→ **Set task**: Write out each entry again. Keep every word exactly as it is.

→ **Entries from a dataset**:
▼▼▼
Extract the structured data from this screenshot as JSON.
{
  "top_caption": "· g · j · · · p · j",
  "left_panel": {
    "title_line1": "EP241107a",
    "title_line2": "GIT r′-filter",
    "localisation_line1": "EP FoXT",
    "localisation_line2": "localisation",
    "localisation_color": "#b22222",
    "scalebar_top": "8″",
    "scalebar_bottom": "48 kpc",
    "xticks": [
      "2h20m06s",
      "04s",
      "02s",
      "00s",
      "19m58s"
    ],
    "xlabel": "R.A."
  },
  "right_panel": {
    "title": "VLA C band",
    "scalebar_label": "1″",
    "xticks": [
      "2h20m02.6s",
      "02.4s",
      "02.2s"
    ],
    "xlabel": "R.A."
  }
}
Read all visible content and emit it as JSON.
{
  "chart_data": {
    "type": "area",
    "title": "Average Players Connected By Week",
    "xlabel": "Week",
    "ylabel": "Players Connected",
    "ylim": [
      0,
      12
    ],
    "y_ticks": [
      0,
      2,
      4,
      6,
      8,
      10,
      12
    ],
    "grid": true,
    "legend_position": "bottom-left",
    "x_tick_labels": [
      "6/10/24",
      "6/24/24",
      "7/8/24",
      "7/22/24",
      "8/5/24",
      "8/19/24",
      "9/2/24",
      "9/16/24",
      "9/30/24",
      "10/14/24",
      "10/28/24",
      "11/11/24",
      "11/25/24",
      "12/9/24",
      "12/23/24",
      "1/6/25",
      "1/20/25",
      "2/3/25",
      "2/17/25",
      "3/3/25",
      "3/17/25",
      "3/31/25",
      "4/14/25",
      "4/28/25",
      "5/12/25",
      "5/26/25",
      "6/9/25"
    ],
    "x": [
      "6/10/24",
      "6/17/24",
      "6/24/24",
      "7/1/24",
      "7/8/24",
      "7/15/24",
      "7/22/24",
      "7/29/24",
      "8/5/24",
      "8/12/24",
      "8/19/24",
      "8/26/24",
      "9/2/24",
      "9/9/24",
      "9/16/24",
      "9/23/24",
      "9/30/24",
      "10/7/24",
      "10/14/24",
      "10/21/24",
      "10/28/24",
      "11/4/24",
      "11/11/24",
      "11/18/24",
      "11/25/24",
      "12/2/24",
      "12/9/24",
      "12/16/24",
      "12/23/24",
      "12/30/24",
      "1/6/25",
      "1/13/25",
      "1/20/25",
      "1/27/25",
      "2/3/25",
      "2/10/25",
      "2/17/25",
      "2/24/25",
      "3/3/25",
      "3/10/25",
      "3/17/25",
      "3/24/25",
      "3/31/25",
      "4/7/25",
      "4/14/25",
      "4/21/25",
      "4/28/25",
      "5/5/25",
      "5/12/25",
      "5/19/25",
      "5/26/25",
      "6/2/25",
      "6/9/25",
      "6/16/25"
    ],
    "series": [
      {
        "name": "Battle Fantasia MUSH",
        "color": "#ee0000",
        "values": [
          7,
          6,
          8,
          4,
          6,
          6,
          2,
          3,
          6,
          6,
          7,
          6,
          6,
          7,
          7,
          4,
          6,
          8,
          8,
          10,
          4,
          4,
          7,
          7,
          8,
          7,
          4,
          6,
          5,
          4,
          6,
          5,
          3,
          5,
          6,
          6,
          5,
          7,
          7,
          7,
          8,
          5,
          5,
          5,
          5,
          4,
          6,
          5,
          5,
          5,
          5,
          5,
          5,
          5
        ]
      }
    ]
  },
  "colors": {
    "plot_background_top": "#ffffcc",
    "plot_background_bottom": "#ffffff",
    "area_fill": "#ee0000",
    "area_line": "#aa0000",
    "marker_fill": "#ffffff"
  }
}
▲▲▲
→ **The solution**:
Extract the structured data from this screenshot as JSON.
{
  "top_caption": "· g · j · · · p · j",
  "left_panel": {
    "title_line1": "EP241107a",
    "title_line2": "GIT r′-filter",
    "localisation_line1": "EP FoXT",
    "localisation_line2": "localisation",
    "localisation_color": "#b22222",
    "scalebar_top": "8″",
    "scalebar_bottom": "48 kpc",
    "xticks": [
      "2h20m06s",
      "04s",
      "02s",
      "00s",
      "19m58s"
    ],
    "xlabel": "R.A."
  },
  "right_panel": {
    "title": "VLA C band",
    "scalebar_label": "1″",
    "xticks": [
      "2h20m02.6s",
      "02.4s",
      "02.2s"
    ],
    "xlabel": "R.A."
  }
}
Read all visible content and emit it as JSON.
{
  "chart_data": {
    "type": "area",
    "title": "Average Players Connected By Week",
    "xlabel": "Week",
    "ylabel": "Players Connected",
    "ylim": [
      0,
      12
    ],
    "y_ticks": [
      0,
      2,
      4,
      6,
      8,
      10,
      12
    ],
    "grid": true,
    "legend_position": "bottom-left",
    "x_tick_labels": [
      "6/10/24",
      "6/24/24",
      "7/8/24",
      "7/22/24",
      "8/5/24",
      "8/19/24",
      "9/2/24",
      "9/16/24",
      "9/30/24",
      "10/14/24",
      "10/28/24",
      "11/11/24",
      "11/25/24",
      "12/9/24",
      "12/23/24",
      "1/6/25",
      "1/20/25",
      "2/3/25",
      "2/17/25",
      "3/3/25",
      "3/17/25",
      "3/31/25",
      "4/14/25",
      "4/28/25",
      "5/12/25",
      "5/26/25",
      "6/9/25"
    ],
    "x": [
      "6/10/24",
      "6/17/24",
      "6/24/24",
      "7/1/24",
      "7/8/24",
      "7/15/24",
      "7/22/24",
      "7/29/24",
      "8/5/24",
      "8/12/24",
      "8/19/24",
      "8/26/24",
      "9/2/24",
      "9/9/24",
      "9/16/24",
      "9/23/24",
      "9/30/24",
      "10/7/24",
      "10/14/24",
      "10/21/24",
      "10/28/24",
      "11/4/24",
      "11/11/24",
      "11/18/24",
      "11/25/24",
      "12/2/24",
      "12/9/24",
      "12/16/24",
      "12/23/24",
      "12/30/24",
      "1/6/25",
      "1/13/25",
      "1/20/25",
      "1/27/25",
      "2/3/25",
      "2/10/25",
      "2/17/25",
      "2/24/25",
      "3/3/25",
      "3/10/25",
      "3/17/25",
      "3/24/25",
      "3/31/25",
      "4/7/25",
      "4/14/25",
      "4/21/25",
      "4/28/25",
      "5/5/25",
      "5/12/25",
      "5/19/25",
      "5/26/25",
      "6/2/25",
      "6/9/25",
      "6/16/25"
    ],
    "series": [
      {
        "name": "Battle Fantasia MUSH",
        "color": "#ee0000",
        "values": [
          7,
          6,
          8,
          4,
          6,
          6,
          2,
          3,
          6,
          6,
          7,
          6,
          6,
          7,
          7,
          4,
          6,
          8,
          8,
          10,
          4,
          4,
          7,
          7,
          8,
          7,
          4,
          6,
          5,
          4,
          6,
          5,
          3,
          5,
          6,
          6,
          5,
          7,
          7,
          7,
          8,
          5,
          5,
          5,
          5,
          4,
          6,
          5,
          5,
          5,
          5,
          5,
          5,
          5
        ]
      }
    ]
  },
  "colors": {
    "plot_background_top": "#ffffcc",
    "plot_background_bottom": "#ffffff",
    "area_fill": "#ee0000",
    "area_line": "#aa0000",
    "marker_fill": "#ffffff"
  }
}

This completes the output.